--- begin ---
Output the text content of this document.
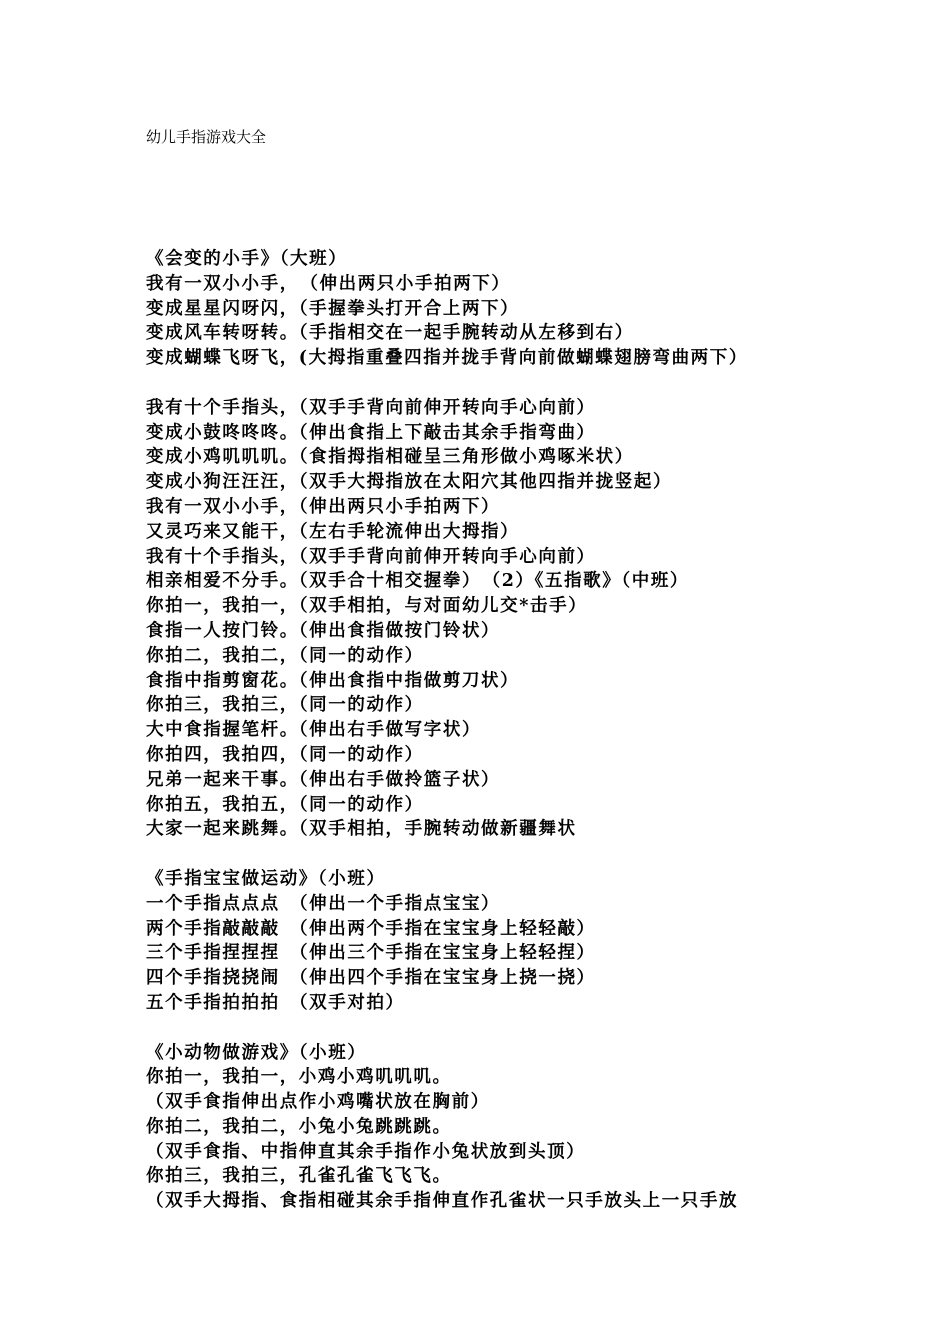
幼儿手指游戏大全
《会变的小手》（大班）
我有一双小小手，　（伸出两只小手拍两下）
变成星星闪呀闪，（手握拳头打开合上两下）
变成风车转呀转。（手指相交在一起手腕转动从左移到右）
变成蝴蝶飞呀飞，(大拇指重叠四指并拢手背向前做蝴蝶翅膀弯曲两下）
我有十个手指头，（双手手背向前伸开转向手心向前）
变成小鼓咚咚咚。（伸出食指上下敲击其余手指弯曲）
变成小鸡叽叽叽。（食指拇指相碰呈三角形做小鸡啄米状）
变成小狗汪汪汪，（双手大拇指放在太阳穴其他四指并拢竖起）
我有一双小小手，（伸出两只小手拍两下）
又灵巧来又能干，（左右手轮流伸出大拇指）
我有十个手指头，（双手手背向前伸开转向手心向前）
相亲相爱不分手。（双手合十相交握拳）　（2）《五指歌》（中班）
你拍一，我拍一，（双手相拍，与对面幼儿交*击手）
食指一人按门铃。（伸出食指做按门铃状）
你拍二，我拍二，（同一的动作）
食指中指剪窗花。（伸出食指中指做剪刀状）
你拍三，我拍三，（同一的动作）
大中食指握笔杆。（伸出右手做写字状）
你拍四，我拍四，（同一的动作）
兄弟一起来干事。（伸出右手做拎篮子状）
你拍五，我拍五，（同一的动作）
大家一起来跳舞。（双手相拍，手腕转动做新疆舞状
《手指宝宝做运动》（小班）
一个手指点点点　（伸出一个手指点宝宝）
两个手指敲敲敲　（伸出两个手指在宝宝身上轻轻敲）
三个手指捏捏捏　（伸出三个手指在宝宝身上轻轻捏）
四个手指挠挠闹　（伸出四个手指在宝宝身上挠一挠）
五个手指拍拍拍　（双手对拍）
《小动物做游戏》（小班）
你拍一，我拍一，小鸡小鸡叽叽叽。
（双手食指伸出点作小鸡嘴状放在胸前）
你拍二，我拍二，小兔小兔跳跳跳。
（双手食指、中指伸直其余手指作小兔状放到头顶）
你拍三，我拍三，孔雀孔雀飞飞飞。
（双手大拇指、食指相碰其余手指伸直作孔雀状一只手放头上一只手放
--- end ---
--- begin ---
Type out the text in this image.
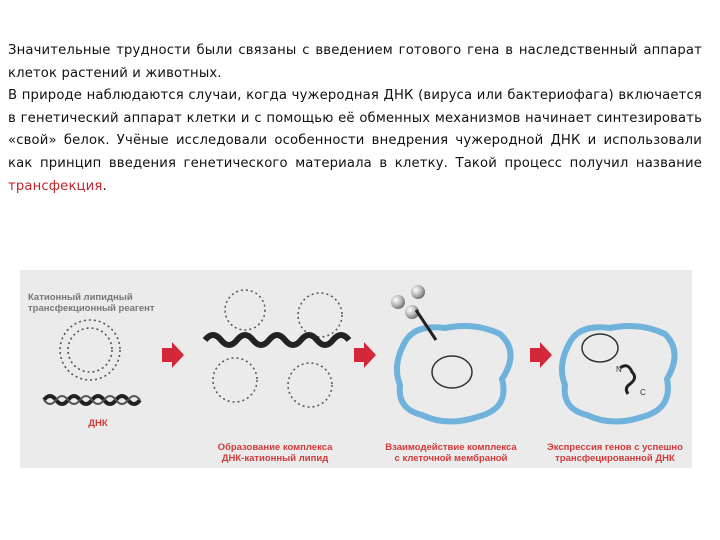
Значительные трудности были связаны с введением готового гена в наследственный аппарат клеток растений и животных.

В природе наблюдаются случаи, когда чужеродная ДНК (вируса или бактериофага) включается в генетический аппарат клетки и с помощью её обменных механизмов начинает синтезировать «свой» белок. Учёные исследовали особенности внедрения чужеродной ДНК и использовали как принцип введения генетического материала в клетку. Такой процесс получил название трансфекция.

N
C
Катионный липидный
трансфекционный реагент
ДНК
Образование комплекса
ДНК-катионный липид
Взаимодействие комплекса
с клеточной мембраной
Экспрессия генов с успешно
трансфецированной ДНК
--- end ---
* **SET EXERCISE**
Tell how many lines contain the word "我有一双小小手", using only the number.

* **REPLY TO THE TASK**
2